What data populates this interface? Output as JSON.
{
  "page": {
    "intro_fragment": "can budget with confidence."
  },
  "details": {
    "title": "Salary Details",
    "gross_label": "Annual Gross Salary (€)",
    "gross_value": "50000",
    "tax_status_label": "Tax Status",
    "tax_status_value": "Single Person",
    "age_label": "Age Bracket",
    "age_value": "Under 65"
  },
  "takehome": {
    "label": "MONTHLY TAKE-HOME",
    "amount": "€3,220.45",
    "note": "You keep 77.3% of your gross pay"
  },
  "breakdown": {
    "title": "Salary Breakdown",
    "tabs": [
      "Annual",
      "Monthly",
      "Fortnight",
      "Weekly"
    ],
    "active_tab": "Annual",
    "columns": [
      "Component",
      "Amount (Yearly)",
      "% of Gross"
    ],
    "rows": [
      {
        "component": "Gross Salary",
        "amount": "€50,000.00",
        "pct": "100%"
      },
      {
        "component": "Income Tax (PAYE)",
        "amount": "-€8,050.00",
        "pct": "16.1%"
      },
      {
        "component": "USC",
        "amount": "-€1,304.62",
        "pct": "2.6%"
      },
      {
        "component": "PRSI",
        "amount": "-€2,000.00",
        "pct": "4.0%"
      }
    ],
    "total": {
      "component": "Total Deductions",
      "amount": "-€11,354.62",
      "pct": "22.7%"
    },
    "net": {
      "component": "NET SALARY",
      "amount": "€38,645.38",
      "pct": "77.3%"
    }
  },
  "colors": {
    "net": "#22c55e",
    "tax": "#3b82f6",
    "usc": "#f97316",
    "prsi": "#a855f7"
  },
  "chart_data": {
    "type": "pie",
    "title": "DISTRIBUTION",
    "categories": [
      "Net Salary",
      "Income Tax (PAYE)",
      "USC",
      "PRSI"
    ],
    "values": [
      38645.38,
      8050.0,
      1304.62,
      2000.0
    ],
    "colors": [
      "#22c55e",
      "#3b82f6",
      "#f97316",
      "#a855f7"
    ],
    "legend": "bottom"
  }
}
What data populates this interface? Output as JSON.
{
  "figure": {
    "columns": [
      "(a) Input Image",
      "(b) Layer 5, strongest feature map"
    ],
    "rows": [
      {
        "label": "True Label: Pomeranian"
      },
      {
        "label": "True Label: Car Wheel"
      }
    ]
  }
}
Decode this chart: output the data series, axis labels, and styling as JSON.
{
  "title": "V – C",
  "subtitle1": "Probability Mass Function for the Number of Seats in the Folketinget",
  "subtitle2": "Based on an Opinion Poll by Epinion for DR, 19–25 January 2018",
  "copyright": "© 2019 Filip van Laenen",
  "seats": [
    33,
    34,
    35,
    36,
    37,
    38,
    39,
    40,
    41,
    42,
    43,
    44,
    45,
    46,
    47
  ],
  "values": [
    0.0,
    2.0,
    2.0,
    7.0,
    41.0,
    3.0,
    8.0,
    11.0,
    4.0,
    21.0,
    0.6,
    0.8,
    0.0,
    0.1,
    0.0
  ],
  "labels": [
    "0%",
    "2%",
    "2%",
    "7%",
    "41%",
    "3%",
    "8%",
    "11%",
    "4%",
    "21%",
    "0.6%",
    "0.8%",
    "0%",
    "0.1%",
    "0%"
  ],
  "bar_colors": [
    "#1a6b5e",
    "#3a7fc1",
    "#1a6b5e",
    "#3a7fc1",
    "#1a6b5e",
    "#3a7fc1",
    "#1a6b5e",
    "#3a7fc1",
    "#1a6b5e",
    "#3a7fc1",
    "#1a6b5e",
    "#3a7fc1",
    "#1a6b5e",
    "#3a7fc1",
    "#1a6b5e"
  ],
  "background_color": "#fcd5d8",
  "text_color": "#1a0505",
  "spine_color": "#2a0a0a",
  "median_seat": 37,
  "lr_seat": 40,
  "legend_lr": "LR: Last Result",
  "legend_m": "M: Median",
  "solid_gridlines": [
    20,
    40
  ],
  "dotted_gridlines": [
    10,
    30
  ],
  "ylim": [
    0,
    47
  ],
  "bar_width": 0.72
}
════════════════════
> _Objective_: The records above should be repeated in full, exactly as given.

> _Answer to this problem_:
What data populates this interface? Output as JSON.
{
  "page": {
    "intro_fragment": "can budget with confidence."
  },
  "details": {
    "title": "Salary Details",
    "gross_label": "Annual Gross Salary (€)",
    "gross_value": "50000",
    "tax_status_label": "Tax Status",
    "tax_status_value": "Single Person",
    "age_label": "Age Bracket",
    "age_value": "Under 65"
  },
  "takehome": {
    "label": "MONTHLY TAKE-HOME",
    "amount": "€3,220.45",
    "note": "You keep 77.3% of your gross pay"
  },
  "breakdown": {
    "title": "Salary Breakdown",
    "tabs": [
      "Annual",
      "Monthly",
      "Fortnight",
      "Weekly"
    ],
    "active_tab": "Annual",
    "columns": [
      "Component",
      "Amount (Yearly)",
      "% of Gross"
    ],
    "rows": [
      {
        "component": "Gross Salary",
        "amount": "€50,000.00",
        "pct": "100%"
      },
      {
        "component": "Income Tax (PAYE)",
        "amount": "-€8,050.00",
        "pct": "16.1%"
      },
      {
        "component": "USC",
        "amount": "-€1,304.62",
        "pct": "2.6%"
      },
      {
        "component": "PRSI",
        "amount": "-€2,000.00",
        "pct": "4.0%"
      }
    ],
    "total": {
      "component": "Total Deductions",
      "amount": "-€11,354.62",
      "pct": "22.7%"
    },
    "net": {
      "component": "NET SALARY",
      "amount": "€38,645.38",
      "pct": "77.3%"
    }
  },
  "colors": {
    "net": "#22c55e",
    "tax": "#3b82f6",
    "usc": "#f97316",
    "prsi": "#a855f7"
  },
  "chart_data": {
    "type": "pie",
    "title": "DISTRIBUTION",
    "categories": [
      "Net Salary",
      "Income Tax (PAYE)",
      "USC",
      "PRSI"
    ],
    "values": [
      38645.38,
      8050.0,
      1304.62,
      2000.0
    ],
    "colors": [
      "#22c55e",
      "#3b82f6",
      "#f97316",
      "#a855f7"
    ],
    "legend": "bottom"
  }
}
What data populates this interface? Output as JSON.
{
  "figure": {
    "columns": [
      "(a) Input Image",
      "(b) Layer 5, strongest feature map"
    ],
    "rows": [
      {
        "label": "True Label: Pomeranian"
      },
      {
        "label": "True Label: Car Wheel"
      }
    ]
  }
}
Decode this chart: output the data series, axis labels, and styling as JSON.
{
  "title": "V – C",
  "subtitle1": "Probability Mass Function for the Number of Seats in the Folketinget",
  "subtitle2": "Based on an Opinion Poll by Epinion for DR, 19–25 January 2018",
  "copyright": "© 2019 Filip van Laenen",
  "seats": [
    33,
    34,
    35,
    36,
    37,
    38,
    39,
    40,
    41,
    42,
    43,
    44,
    45,
    46,
    47
  ],
  "values": [
    0.0,
    2.0,
    2.0,
    7.0,
    41.0,
    3.0,
    8.0,
    11.0,
    4.0,
    21.0,
    0.6,
    0.8,
    0.0,
    0.1,
    0.0
  ],
  "labels": [
    "0%",
    "2%",
    "2%",
    "7%",
    "41%",
    "3%",
    "8%",
    "11%",
    "4%",
    "21%",
    "0.6%",
    "0.8%",
    "0%",
    "0.1%",
    "0%"
  ],
  "bar_colors": [
    "#1a6b5e",
    "#3a7fc1",
    "#1a6b5e",
    "#3a7fc1",
    "#1a6b5e",
    "#3a7fc1",
    "#1a6b5e",
    "#3a7fc1",
    "#1a6b5e",
    "#3a7fc1",
    "#1a6b5e",
    "#3a7fc1",
    "#1a6b5e",
    "#3a7fc1",
    "#1a6b5e"
  ],
  "background_color": "#fcd5d8",
  "text_color": "#1a0505",
  "spine_color": "#2a0a0a",
  "median_seat": 37,
  "lr_seat": 40,
  "legend_lr": "LR: Last Result",
  "legend_m": "M: Median",
  "solid_gridlines": [
    20,
    40
  ],
  "dotted_gridlines": [
    10,
    30
  ],
  "ylim": [
    0,
    47
  ],
  "bar_width": 0.72
}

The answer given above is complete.